## CONSIGNE
Recopiez intégralement, sans aucune modification, les critiques de film présentées ci-dessous.

## TEXTE SUPPORT
87 abonnés 266 critiques Suivre son activité

1,5
Publiée le 23 mai 2025
Si il y a une palme de la lourdeur, alors je la décerne bien volontiers aux frères
si c’est un film chorale, c’est une chorale bien mal dirigée , voire pas dirigée du tout,
certes on est bien triste pour ces pauvres filles mère, mais rien n’est fait pour nous les rendre attachantes
Marina Leconte
Marina Leconte

2 abonnés 21 critiques Suivre son activité

2,0
Publiée le 25 mai 2025
Je me suis ennuyée devant ce film… c’est dommage car sur le papier, il aurait pu me plaire. Je ne me suis pas attachée aux personnages et je n’ai pas ressenti l’émotion qu’il y aurait dû avoir au vu du scénario.
Pascal
Pascal

254 abonnés 2 410 critiques Suivre son activité

4,0
Publiée le 25 mai 2025
Prix du scénario ( Cannes 2025 ), le nouvel opus des frères Dardenne, trouve des points de convergence avec " L'enfant" ( 2005 ) seconde palme d'or obtenue par les cinéastes.

Point de convergence scénaristique en ce qu'il montre un jeune couple de marginaux qui deviennent parents, sans en posséder aucune compétence ni pratique, ni émotionnelle, en raison de leur passé familial dysfonctionnel.

On suivra le parcours de cinq jeunes femmes esseulées, rejetées, ou manipulées par leur mère, hébergées en maison maternelle. C'est la qu'on tente de leur apprendre à devenir au plan pratique une mère responsable.

A la différence de " L'enfant", les Dardenne adoptent ici, au plan formel, un ton criant de vérité, proche de celui du documentaire.

## DONNÉES EXTRAITES
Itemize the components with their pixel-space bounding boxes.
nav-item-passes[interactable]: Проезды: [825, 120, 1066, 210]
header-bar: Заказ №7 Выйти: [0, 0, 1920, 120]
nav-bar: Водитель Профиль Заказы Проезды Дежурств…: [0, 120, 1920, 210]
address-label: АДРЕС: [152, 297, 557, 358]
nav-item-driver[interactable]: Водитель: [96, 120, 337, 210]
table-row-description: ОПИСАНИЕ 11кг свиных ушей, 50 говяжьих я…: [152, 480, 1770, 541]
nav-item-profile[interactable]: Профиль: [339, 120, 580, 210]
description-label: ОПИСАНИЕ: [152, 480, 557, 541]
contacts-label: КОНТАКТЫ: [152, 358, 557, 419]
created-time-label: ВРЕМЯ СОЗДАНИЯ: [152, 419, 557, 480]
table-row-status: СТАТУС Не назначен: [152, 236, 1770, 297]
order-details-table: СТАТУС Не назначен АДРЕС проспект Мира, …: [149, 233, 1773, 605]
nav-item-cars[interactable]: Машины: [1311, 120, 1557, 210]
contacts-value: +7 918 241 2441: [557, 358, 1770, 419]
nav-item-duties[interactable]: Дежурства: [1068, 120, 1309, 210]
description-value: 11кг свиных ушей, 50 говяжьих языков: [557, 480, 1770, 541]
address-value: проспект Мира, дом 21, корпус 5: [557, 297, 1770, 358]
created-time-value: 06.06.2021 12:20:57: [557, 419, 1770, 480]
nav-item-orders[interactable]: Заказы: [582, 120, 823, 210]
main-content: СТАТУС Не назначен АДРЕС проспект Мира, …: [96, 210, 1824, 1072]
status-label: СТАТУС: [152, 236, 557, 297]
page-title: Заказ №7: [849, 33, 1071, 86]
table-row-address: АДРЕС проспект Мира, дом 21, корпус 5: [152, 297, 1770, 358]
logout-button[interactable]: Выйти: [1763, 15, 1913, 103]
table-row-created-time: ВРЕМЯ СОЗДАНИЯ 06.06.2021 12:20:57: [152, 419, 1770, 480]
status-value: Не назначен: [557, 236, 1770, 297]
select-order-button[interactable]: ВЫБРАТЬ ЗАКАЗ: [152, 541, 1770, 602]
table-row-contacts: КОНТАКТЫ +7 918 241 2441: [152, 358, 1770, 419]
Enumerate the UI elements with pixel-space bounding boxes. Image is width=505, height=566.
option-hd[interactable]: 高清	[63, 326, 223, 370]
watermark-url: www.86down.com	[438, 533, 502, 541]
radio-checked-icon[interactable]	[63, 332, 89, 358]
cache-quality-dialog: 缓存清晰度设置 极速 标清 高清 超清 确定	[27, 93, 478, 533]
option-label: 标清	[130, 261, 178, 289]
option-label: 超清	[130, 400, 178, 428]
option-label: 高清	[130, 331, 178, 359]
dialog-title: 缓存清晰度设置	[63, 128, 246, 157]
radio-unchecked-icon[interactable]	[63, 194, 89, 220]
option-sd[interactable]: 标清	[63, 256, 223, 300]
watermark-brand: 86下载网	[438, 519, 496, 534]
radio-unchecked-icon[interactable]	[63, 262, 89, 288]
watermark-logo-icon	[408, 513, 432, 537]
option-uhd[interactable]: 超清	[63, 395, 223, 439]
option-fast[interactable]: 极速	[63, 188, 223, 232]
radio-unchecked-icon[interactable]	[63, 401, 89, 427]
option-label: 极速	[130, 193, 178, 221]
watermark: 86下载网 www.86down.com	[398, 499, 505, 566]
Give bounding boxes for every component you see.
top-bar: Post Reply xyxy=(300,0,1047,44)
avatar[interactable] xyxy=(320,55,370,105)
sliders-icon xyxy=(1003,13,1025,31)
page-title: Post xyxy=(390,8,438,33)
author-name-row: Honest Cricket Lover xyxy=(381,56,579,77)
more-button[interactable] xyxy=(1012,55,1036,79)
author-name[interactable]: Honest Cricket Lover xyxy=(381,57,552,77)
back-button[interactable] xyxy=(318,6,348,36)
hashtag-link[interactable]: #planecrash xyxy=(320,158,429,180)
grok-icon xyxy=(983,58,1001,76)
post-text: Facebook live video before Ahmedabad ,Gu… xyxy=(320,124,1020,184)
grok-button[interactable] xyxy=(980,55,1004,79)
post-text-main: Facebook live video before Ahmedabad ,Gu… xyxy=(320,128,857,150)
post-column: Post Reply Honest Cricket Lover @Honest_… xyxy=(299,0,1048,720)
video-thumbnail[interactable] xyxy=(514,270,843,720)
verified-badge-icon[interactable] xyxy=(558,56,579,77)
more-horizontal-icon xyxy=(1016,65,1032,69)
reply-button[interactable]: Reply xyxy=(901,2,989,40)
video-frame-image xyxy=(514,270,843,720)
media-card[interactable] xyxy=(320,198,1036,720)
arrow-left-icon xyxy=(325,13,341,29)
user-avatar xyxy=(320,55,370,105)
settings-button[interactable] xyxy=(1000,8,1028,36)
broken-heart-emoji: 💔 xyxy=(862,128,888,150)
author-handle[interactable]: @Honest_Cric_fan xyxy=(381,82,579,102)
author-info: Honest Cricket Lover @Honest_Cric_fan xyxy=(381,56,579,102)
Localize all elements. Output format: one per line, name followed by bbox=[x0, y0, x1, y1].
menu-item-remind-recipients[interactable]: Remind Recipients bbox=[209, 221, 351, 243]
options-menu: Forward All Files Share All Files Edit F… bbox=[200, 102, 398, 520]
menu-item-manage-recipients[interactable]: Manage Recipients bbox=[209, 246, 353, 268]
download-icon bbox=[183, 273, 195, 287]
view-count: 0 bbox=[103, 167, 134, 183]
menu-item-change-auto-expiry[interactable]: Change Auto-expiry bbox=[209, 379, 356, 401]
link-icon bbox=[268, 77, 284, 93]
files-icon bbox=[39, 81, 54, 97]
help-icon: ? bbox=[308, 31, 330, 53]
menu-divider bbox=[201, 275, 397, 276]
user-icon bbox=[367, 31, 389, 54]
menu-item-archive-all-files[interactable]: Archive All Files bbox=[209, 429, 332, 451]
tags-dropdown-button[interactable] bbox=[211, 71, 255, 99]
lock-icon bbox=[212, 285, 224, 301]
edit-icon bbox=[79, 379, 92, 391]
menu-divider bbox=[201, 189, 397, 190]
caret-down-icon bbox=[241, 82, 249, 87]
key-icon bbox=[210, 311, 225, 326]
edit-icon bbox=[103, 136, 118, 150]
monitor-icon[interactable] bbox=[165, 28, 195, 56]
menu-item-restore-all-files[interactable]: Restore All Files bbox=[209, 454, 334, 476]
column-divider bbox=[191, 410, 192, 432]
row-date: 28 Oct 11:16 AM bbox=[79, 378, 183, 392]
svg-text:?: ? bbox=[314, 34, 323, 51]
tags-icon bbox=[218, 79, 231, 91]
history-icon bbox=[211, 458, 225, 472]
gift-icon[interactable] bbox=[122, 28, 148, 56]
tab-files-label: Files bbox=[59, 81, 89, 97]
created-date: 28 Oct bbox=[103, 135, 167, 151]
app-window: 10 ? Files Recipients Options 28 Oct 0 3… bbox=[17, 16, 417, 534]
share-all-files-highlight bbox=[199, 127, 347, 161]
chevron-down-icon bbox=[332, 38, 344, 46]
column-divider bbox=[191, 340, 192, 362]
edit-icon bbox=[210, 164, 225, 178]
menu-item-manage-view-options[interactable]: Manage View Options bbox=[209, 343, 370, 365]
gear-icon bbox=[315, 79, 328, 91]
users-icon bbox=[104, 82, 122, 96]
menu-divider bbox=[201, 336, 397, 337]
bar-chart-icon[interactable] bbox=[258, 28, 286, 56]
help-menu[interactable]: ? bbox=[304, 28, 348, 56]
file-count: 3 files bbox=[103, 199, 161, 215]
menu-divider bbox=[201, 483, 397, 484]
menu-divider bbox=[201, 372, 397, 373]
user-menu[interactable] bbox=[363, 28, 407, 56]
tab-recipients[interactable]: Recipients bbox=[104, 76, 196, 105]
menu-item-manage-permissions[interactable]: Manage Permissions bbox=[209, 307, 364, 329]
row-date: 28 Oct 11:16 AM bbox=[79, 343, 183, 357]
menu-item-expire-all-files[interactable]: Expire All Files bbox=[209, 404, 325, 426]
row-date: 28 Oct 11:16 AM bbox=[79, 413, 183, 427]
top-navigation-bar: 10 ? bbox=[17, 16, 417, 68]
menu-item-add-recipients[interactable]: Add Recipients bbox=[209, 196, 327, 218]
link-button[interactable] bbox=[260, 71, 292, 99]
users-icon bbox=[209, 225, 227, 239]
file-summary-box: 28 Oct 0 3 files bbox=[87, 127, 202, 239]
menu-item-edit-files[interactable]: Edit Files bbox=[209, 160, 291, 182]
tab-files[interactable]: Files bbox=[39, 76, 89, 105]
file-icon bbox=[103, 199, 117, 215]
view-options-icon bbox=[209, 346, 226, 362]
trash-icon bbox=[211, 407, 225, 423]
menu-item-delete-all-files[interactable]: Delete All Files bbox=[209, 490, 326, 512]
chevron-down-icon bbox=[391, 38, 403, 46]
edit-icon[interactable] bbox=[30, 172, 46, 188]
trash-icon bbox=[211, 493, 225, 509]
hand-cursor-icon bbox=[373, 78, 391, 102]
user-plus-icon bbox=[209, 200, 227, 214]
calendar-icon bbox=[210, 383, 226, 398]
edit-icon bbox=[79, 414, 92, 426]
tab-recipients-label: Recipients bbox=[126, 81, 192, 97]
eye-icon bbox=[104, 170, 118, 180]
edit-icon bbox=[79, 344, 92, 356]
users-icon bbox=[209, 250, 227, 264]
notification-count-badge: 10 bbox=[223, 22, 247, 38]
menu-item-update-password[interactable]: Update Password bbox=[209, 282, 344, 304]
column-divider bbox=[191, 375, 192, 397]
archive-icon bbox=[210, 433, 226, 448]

## RÉSULTAT ATTENDU
87 abonnés 266 critiques Suivre son activité

1,5
Publiée le 23 mai 2025
Si il y a une palme de la lourdeur, alors je la décerne bien volontiers aux frères
si c’est un film chorale, c’est une chorale bien mal dirigée , voire pas dirigée du tout,
certes on est bien triste pour ces pauvres filles mère, mais rien n’est fait pour nous les rendre attachantes
Marina Leconte
Marina Leconte

2 abonnés 21 critiques Suivre son activité

2,0
Publiée le 25 mai 2025
Je me suis ennuyée devant ce film… c’est dommage car sur le papier, il aurait pu me plaire. Je ne me suis pas attachée aux personnages et je n’ai pas ressenti l’émotion qu’il y aurait dû avoir au vu du scénario.
Pascal
Pascal

254 abonnés 2 410 critiques Suivre son activité

4,0
Publiée le 25 mai 2025
Prix du scénario ( Cannes 2025 ), le nouvel opus des frères Dardenne, trouve des points de convergence avec " L'enfant" ( 2005 ) seconde palme d'or obtenue par les cinéastes.

Point de convergence scénaristique en ce qu'il montre un jeune couple de marginaux qui deviennent parents, sans en posséder aucune compétence ni pratique, ni émotionnelle, en raison de leur passé familial dysfonctionnel.

On suivra le parcours de cinq jeunes femmes esseulées, rejetées, ou manipulées par leur mère, hébergées en maison maternelle. C'est la qu'on tente de leur apprendre à devenir au plan pratique une mère responsable.

A la différence de " L'enfant", les Dardenne adoptent ici, au plan formel, un ton criant de vérité, proche de celui du documentaire.